Work instructions:
Your task is to print the material below exactly as presented.

....

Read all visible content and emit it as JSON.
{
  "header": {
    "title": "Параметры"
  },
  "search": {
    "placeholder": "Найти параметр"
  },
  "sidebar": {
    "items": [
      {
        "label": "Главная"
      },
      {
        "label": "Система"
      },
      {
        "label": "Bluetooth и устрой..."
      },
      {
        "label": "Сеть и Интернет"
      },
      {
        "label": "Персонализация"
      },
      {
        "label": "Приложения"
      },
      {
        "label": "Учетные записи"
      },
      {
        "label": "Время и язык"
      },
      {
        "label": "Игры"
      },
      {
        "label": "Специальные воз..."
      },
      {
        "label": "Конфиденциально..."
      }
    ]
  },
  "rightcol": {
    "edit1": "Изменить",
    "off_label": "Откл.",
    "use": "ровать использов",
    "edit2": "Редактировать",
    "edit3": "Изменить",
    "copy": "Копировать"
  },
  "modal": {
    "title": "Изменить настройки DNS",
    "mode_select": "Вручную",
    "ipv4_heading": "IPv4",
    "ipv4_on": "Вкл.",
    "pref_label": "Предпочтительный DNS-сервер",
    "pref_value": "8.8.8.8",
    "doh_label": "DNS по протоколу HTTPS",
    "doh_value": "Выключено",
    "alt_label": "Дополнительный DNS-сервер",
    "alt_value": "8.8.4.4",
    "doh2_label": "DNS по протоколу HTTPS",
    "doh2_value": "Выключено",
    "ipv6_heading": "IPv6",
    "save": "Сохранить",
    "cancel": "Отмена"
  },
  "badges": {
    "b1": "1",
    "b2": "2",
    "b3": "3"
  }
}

....

Result:
Read all visible content and emit it as JSON.
{
  "header": {
    "title": "Параметры"
  },
  "search": {
    "placeholder": "Найти параметр"
  },
  "sidebar": {
    "items": [
      {
        "label": "Главная"
      },
      {
        "label": "Система"
      },
      {
        "label": "Bluetooth и устрой..."
      },
      {
        "label": "Сеть и Интернет"
      },
      {
        "label": "Персонализация"
      },
      {
        "label": "Приложения"
      },
      {
        "label": "Учетные записи"
      },
      {
        "label": "Время и язык"
      },
      {
        "label": "Игры"
      },
      {
        "label": "Специальные воз..."
      },
      {
        "label": "Конфиденциально..."
      }
    ]
  },
  "rightcol": {
    "edit1": "Изменить",
    "off_label": "Откл.",
    "use": "ровать использов",
    "edit2": "Редактировать",
    "edit3": "Изменить",
    "copy": "Копировать"
  },
  "modal": {
    "title": "Изменить настройки DNS",
    "mode_select": "Вручную",
    "ipv4_heading": "IPv4",
    "ipv4_on": "Вкл.",
    "pref_label": "Предпочтительный DNS-сервер",
    "pref_value": "8.8.8.8",
    "doh_label": "DNS по протоколу HTTPS",
    "doh_value": "Выключено",
    "alt_label": "Дополнительный DNS-сервер",
    "alt_value": "8.8.4.4",
    "doh2_label": "DNS по протоколу HTTPS",
    "doh2_value": "Выключено",
    "ipv6_heading": "IPv6",
    "save": "Сохранить",
    "cancel": "Отмена"
  },
  "badges": {
    "b1": "1",
    "b2": "2",
    "b3": "3"
  }
}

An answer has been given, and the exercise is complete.